[START OF DATA SHOWN]
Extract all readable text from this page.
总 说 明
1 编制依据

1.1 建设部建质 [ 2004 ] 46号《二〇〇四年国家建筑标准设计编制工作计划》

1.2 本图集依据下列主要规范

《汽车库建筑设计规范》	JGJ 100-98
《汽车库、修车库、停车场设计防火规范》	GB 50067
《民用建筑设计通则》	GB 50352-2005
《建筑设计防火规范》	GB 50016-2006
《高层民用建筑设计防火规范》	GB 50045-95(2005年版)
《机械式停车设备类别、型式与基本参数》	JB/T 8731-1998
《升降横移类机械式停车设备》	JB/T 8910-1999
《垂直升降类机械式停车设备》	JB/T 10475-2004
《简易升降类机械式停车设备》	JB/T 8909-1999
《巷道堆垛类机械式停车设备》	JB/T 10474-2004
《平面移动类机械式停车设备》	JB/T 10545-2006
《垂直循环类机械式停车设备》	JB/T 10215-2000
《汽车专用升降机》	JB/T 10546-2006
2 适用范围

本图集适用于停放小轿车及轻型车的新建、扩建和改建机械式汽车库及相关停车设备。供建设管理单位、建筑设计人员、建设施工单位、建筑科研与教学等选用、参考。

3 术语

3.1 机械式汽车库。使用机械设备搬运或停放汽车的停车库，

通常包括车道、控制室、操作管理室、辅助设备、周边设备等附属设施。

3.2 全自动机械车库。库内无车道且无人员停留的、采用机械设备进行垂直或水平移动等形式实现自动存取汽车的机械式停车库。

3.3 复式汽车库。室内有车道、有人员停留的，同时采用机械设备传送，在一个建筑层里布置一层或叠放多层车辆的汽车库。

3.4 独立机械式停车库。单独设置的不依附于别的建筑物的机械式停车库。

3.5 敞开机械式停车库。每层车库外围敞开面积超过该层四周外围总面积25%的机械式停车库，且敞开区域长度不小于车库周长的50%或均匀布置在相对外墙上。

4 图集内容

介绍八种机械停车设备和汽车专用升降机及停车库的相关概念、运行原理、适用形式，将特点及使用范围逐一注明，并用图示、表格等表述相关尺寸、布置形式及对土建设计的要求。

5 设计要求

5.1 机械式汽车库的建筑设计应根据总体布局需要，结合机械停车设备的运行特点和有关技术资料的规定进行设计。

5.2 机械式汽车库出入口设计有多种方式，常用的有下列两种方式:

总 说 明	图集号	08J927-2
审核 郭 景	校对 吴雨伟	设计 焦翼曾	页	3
[END OF DATA SHOWN]
DO THIS:
Each line of the material should be echoed exactly.

FINISHED ANSWER:
Extract all readable text from this page.
总 说 明
1 编制依据

1.1 建设部建质 [ 2004 ] 46号《二〇〇四年国家建筑标准设计编制工作计划》

1.2 本图集依据下列主要规范

《汽车库建筑设计规范》	JGJ 100-98
《汽车库、修车库、停车场设计防火规范》	GB 50067
《民用建筑设计通则》	GB 50352-2005
《建筑设计防火规范》	GB 50016-2006
《高层民用建筑设计防火规范》	GB 50045-95(2005年版)
《机械式停车设备类别、型式与基本参数》	JB/T 8731-1998
《升降横移类机械式停车设备》	JB/T 8910-1999
《垂直升降类机械式停车设备》	JB/T 10475-2004
《简易升降类机械式停车设备》	JB/T 8909-1999
《巷道堆垛类机械式停车设备》	JB/T 10474-2004
《平面移动类机械式停车设备》	JB/T 10545-2006
《垂直循环类机械式停车设备》	JB/T 10215-2000
《汽车专用升降机》	JB/T 10546-2006
2 适用范围

本图集适用于停放小轿车及轻型车的新建、扩建和改建机械式汽车库及相关停车设备。供建设管理单位、建筑设计人员、建设施工单位、建筑科研与教学等选用、参考。

3 术语

3.1 机械式汽车库。使用机械设备搬运或停放汽车的停车库，

通常包括车道、控制室、操作管理室、辅助设备、周边设备等附属设施。

3.2 全自动机械车库。库内无车道且无人员停留的、采用机械设备进行垂直或水平移动等形式实现自动存取汽车的机械式停车库。

3.3 复式汽车库。室内有车道、有人员停留的，同时采用机械设备传送，在一个建筑层里布置一层或叠放多层车辆的汽车库。

3.4 独立机械式停车库。单独设置的不依附于别的建筑物的机械式停车库。

3.5 敞开机械式停车库。每层车库外围敞开面积超过该层四周外围总面积25%的机械式停车库，且敞开区域长度不小于车库周长的50%或均匀布置在相对外墙上。

4 图集内容

介绍八种机械停车设备和汽车专用升降机及停车库的相关概念、运行原理、适用形式，将特点及使用范围逐一注明，并用图示、表格等表述相关尺寸、布置形式及对土建设计的要求。

5 设计要求

5.1 机械式汽车库的建筑设计应根据总体布局需要，结合机械停车设备的运行特点和有关技术资料的规定进行设计。

5.2 机械式汽车库出入口设计有多种方式，常用的有下列两种方式:

总 说 明	图集号	08J927-2
审核 郭 景	校对 吴雨伟	设计 焦翼曾	页	3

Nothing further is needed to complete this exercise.